INSTRUCTION: Leaving out the pictures, transcribe all of the records faithfully.

----------------------------------------

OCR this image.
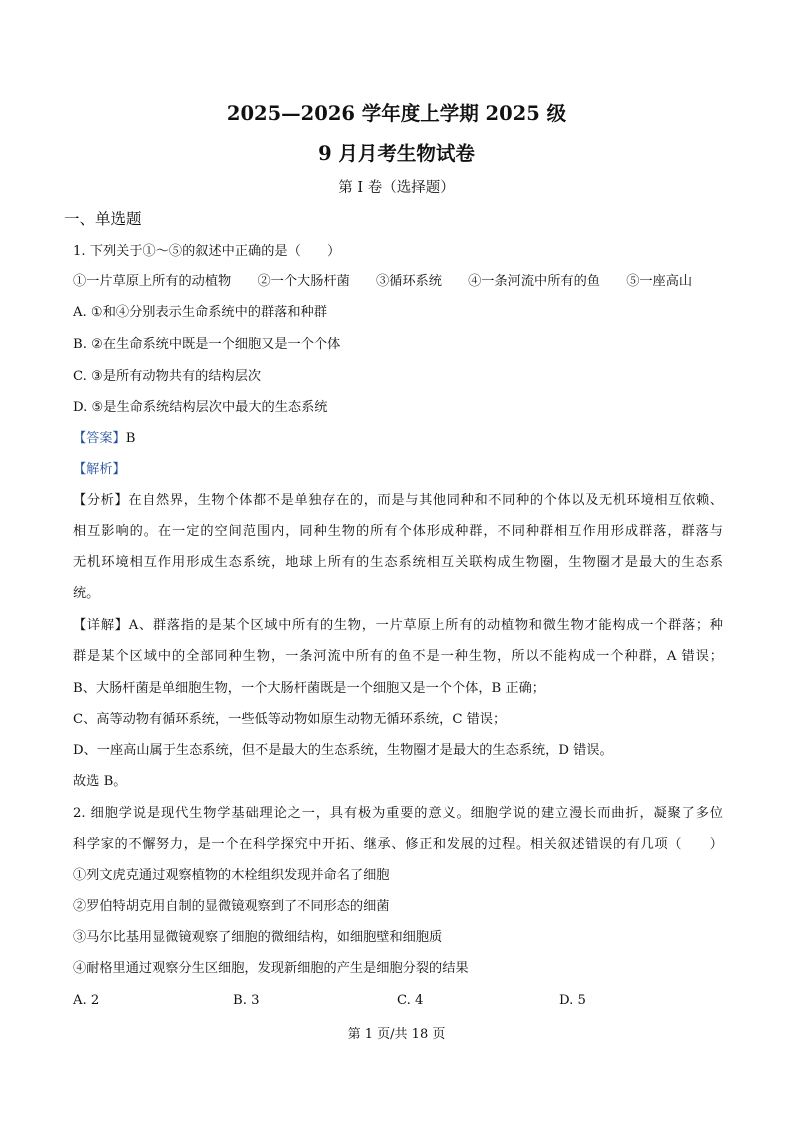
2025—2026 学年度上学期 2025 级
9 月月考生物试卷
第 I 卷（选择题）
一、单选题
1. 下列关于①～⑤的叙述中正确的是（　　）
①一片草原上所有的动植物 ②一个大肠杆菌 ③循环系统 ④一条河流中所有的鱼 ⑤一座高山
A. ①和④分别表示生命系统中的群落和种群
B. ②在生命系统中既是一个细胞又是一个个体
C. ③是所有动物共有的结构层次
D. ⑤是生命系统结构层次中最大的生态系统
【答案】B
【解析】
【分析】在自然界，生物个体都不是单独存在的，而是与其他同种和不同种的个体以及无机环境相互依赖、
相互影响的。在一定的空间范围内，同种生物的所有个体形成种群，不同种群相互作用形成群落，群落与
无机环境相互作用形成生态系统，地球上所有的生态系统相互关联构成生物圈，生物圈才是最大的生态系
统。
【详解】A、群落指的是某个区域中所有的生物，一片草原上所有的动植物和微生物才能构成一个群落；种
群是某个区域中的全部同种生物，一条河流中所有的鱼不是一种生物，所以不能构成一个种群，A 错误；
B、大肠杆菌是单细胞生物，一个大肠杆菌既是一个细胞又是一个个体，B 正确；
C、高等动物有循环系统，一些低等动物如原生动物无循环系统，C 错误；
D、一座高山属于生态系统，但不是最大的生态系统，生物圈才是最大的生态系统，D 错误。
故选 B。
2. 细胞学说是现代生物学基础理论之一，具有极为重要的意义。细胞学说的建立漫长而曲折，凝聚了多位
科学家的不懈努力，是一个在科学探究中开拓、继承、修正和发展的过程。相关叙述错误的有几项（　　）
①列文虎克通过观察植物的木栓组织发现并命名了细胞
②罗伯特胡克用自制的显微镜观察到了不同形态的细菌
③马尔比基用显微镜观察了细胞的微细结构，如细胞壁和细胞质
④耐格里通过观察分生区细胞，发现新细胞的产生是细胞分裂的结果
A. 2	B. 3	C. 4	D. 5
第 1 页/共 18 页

----------------------------------------

ANSWER:
OCR this image.
2025—2026 学年度上学期 2025 级
9 月月考生物试卷
第 I 卷（选择题）
一、单选题
1. 下列关于①～⑤的叙述中正确的是（　　）
①一片草原上所有的动植物 ②一个大肠杆菌 ③循环系统 ④一条河流中所有的鱼 ⑤一座高山
A. ①和④分别表示生命系统中的群落和种群
B. ②在生命系统中既是一个细胞又是一个个体
C. ③是所有动物共有的结构层次
D. ⑤是生命系统结构层次中最大的生态系统
【答案】B
【解析】
【分析】在自然界，生物个体都不是单独存在的，而是与其他同种和不同种的个体以及无机环境相互依赖、
相互影响的。在一定的空间范围内，同种生物的所有个体形成种群，不同种群相互作用形成群落，群落与
无机环境相互作用形成生态系统，地球上所有的生态系统相互关联构成生物圈，生物圈才是最大的生态系
统。
【详解】A、群落指的是某个区域中所有的生物，一片草原上所有的动植物和微生物才能构成一个群落；种
群是某个区域中的全部同种生物，一条河流中所有的鱼不是一种生物，所以不能构成一个种群，A 错误；
B、大肠杆菌是单细胞生物，一个大肠杆菌既是一个细胞又是一个个体，B 正确；
C、高等动物有循环系统，一些低等动物如原生动物无循环系统，C 错误；
D、一座高山属于生态系统，但不是最大的生态系统，生物圈才是最大的生态系统，D 错误。
故选 B。
2. 细胞学说是现代生物学基础理论之一，具有极为重要的意义。细胞学说的建立漫长而曲折，凝聚了多位
科学家的不懈努力，是一个在科学探究中开拓、继承、修正和发展的过程。相关叙述错误的有几项（　　）
①列文虎克通过观察植物的木栓组织发现并命名了细胞
②罗伯特胡克用自制的显微镜观察到了不同形态的细菌
③马尔比基用显微镜观察了细胞的微细结构，如细胞壁和细胞质
④耐格里通过观察分生区细胞，发现新细胞的产生是细胞分裂的结果
A. 2	B. 3	C. 4	D. 5
第 1 页/共 18 页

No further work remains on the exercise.